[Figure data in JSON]
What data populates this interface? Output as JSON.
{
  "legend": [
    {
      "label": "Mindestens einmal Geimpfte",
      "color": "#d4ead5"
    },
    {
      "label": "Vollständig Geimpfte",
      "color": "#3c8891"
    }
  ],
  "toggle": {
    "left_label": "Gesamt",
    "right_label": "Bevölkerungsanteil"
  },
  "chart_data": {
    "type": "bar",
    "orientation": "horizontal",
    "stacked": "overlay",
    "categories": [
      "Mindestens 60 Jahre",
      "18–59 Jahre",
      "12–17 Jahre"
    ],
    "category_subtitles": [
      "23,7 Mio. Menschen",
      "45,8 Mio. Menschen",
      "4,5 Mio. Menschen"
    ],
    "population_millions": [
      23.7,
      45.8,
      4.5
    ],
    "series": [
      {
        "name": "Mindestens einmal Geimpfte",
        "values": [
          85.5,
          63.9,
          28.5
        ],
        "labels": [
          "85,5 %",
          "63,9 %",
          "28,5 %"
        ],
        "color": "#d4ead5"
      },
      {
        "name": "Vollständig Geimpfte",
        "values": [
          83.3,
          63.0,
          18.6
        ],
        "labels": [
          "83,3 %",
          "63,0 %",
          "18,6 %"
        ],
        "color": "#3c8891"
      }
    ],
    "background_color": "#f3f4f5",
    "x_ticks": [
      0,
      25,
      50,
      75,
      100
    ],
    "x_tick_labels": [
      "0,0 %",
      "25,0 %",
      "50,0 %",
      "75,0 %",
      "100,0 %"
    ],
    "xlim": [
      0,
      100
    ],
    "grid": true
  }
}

### [AIM OF THE EXERCISE]
Output the records above in their entirety, exactly.

### [RESULT FOR THIS TASK]
What data populates this interface? Output as JSON.
{
  "legend": [
    {
      "label": "Mindestens einmal Geimpfte",
      "color": "#d4ead5"
    },
    {
      "label": "Vollständig Geimpfte",
      "color": "#3c8891"
    }
  ],
  "toggle": {
    "left_label": "Gesamt",
    "right_label": "Bevölkerungsanteil"
  },
  "chart_data": {
    "type": "bar",
    "orientation": "horizontal",
    "stacked": "overlay",
    "categories": [
      "Mindestens 60 Jahre",
      "18–59 Jahre",
      "12–17 Jahre"
    ],
    "category_subtitles": [
      "23,7 Mio. Menschen",
      "45,8 Mio. Menschen",
      "4,5 Mio. Menschen"
    ],
    "population_millions": [
      23.7,
      45.8,
      4.5
    ],
    "series": [
      {
        "name": "Mindestens einmal Geimpfte",
        "values": [
          85.5,
          63.9,
          28.5
        ],
        "labels": [
          "85,5 %",
          "63,9 %",
          "28,5 %"
        ],
        "color": "#d4ead5"
      },
      {
        "name": "Vollständig Geimpfte",
        "values": [
          83.3,
          63.0,
          18.6
        ],
        "labels": [
          "83,3 %",
          "63,0 %",
          "18,6 %"
        ],
        "color": "#3c8891"
      }
    ],
    "background_color": "#f3f4f5",
    "x_ticks": [
      0,
      25,
      50,
      75,
      100
    ],
    "x_tick_labels": [
      "0,0 %",
      "25,0 %",
      "50,0 %",
      "75,0 %",
      "100,0 %"
    ],
    "xlim": [
      0,
      100
    ],
    "grid": true
  }
}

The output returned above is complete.